[WHAT TO DO] Compile every line that includes the word "半成品保护措施".

[EXTRACTED DATA]
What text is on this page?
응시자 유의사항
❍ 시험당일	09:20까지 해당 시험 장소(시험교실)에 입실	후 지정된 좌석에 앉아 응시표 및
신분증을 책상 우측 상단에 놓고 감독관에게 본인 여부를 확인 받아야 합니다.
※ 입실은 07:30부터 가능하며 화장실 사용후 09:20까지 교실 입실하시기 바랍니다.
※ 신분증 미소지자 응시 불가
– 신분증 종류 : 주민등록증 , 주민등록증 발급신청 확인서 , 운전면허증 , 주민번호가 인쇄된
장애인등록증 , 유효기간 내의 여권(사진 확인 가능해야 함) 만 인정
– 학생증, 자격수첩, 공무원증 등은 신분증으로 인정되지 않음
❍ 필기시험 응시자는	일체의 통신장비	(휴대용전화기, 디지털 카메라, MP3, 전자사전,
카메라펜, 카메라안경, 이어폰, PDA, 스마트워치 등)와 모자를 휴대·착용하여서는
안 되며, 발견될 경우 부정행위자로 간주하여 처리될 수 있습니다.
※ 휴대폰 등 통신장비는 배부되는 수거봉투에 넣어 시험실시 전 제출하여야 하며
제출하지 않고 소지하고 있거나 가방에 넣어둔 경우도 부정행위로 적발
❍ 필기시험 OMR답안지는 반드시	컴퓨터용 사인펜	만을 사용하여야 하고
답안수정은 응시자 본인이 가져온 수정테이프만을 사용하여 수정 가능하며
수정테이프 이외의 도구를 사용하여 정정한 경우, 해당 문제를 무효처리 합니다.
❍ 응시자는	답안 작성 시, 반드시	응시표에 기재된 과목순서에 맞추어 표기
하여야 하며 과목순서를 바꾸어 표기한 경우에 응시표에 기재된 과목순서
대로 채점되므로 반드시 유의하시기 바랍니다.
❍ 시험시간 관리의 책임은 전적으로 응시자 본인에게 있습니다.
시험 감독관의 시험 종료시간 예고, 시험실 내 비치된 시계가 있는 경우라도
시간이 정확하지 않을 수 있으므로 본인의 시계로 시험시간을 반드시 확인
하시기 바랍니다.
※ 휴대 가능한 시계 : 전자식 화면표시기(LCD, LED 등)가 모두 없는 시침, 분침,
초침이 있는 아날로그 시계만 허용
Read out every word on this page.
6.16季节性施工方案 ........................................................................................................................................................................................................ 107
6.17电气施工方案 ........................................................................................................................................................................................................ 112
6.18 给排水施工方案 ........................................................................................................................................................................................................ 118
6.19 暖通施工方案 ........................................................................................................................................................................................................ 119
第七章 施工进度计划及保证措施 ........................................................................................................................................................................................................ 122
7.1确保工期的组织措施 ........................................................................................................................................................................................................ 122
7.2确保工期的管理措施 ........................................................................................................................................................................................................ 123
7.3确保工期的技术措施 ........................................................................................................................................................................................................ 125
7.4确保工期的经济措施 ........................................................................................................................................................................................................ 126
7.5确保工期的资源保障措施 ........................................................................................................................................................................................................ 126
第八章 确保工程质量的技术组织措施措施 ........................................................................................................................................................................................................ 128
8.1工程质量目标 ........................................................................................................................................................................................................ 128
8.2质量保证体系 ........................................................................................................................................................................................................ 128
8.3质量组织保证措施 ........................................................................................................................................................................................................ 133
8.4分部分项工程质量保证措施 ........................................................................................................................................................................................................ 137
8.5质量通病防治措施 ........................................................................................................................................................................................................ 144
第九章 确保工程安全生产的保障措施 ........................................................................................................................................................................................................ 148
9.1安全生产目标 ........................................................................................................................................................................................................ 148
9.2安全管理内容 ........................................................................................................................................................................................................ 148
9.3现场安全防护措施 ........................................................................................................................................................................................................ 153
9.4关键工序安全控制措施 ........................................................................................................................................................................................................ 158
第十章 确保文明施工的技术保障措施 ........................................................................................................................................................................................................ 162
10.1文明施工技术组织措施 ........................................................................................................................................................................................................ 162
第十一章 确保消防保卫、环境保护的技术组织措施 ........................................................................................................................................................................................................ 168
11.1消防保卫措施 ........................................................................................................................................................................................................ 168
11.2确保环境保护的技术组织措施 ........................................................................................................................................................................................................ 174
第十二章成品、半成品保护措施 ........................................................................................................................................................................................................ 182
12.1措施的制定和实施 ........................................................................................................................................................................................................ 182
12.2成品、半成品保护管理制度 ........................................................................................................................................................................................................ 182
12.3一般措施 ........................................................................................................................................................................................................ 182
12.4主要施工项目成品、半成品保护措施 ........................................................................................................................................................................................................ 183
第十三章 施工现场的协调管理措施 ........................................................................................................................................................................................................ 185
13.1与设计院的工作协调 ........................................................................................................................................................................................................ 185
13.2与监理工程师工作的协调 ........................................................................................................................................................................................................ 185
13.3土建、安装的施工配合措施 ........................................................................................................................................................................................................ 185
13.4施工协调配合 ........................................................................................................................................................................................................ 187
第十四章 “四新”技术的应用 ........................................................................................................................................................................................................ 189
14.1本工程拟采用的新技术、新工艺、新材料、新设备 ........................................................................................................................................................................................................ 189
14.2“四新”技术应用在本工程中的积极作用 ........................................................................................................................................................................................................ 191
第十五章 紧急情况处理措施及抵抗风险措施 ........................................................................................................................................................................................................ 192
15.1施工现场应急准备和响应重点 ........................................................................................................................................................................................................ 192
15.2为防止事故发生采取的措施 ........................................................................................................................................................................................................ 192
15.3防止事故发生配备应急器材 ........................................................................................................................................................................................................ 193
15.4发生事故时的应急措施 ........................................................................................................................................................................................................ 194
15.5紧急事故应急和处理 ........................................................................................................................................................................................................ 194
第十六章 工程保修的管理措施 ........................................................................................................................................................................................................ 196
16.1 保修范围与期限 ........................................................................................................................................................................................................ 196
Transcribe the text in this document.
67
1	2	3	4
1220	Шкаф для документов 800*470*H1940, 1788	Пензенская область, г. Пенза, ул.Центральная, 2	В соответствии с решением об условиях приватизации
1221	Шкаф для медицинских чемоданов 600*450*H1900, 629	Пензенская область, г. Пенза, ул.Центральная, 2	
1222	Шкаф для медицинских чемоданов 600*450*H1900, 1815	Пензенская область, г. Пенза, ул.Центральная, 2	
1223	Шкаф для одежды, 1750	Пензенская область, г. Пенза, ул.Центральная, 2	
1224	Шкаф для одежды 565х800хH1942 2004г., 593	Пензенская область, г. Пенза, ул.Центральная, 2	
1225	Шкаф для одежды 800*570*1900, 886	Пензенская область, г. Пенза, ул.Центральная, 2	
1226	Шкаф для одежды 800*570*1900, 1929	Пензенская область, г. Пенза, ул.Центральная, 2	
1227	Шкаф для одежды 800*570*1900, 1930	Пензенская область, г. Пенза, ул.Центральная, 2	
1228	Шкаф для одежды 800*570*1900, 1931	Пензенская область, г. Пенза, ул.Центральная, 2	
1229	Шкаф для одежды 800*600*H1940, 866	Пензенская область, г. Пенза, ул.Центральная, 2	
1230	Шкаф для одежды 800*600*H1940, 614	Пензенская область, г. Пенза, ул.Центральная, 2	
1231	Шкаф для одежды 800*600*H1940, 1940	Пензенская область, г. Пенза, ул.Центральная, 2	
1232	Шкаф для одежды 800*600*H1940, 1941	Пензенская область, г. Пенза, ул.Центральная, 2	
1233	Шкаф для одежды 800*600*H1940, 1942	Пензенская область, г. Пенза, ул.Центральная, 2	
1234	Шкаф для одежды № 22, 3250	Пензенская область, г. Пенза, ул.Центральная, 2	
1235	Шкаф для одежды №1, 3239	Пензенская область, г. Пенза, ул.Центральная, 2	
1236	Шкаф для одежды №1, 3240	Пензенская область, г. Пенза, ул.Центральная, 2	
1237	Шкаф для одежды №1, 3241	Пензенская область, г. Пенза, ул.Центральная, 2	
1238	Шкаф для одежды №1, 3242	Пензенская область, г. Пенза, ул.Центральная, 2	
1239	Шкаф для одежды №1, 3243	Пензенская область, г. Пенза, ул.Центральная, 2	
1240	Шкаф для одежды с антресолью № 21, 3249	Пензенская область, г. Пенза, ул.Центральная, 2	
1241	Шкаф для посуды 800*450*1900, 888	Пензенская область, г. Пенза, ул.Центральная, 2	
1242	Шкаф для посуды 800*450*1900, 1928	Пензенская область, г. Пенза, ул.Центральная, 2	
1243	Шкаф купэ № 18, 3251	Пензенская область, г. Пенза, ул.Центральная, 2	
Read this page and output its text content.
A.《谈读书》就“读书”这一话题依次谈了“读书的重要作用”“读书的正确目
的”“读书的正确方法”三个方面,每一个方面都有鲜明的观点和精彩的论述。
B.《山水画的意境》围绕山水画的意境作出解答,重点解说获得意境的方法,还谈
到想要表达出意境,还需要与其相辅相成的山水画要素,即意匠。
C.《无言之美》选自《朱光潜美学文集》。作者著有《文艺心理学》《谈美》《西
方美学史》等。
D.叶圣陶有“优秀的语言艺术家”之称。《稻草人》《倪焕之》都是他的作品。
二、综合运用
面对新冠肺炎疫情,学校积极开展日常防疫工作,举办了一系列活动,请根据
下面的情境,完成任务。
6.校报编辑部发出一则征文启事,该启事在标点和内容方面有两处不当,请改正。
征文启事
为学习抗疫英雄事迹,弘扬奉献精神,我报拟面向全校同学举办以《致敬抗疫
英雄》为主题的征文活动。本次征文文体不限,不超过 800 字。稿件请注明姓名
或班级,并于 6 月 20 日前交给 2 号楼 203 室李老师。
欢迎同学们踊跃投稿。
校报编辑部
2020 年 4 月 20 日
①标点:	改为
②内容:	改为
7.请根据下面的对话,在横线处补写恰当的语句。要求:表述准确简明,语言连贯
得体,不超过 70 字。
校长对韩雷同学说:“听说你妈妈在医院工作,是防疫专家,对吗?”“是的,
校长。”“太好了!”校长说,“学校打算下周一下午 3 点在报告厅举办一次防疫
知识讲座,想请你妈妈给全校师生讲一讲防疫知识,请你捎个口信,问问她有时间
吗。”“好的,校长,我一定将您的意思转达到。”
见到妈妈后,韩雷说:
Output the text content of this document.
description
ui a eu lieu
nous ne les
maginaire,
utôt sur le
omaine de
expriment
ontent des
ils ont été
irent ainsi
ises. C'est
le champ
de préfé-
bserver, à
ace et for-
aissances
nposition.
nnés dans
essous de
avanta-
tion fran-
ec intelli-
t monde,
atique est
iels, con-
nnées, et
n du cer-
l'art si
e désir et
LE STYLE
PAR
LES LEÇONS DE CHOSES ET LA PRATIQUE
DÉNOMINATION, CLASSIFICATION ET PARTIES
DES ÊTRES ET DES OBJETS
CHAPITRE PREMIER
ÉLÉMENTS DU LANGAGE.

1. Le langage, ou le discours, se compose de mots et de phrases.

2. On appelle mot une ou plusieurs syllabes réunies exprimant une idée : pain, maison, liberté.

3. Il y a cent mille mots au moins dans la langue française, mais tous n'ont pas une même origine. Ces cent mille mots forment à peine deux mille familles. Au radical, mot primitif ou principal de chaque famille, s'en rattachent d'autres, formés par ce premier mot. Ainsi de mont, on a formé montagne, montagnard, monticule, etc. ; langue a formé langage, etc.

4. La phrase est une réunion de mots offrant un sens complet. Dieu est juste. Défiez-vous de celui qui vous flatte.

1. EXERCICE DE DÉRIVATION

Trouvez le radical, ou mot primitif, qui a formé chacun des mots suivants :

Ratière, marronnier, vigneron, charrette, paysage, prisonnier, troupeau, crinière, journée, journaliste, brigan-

[EXERCISE OUTPUT]
第十二章成品、半成品保护措施 ........................................................................................................................................................................................................ 182
12.4主要施工项目成品、半成品保护措施 ........................................................................................................................................................................................................ 183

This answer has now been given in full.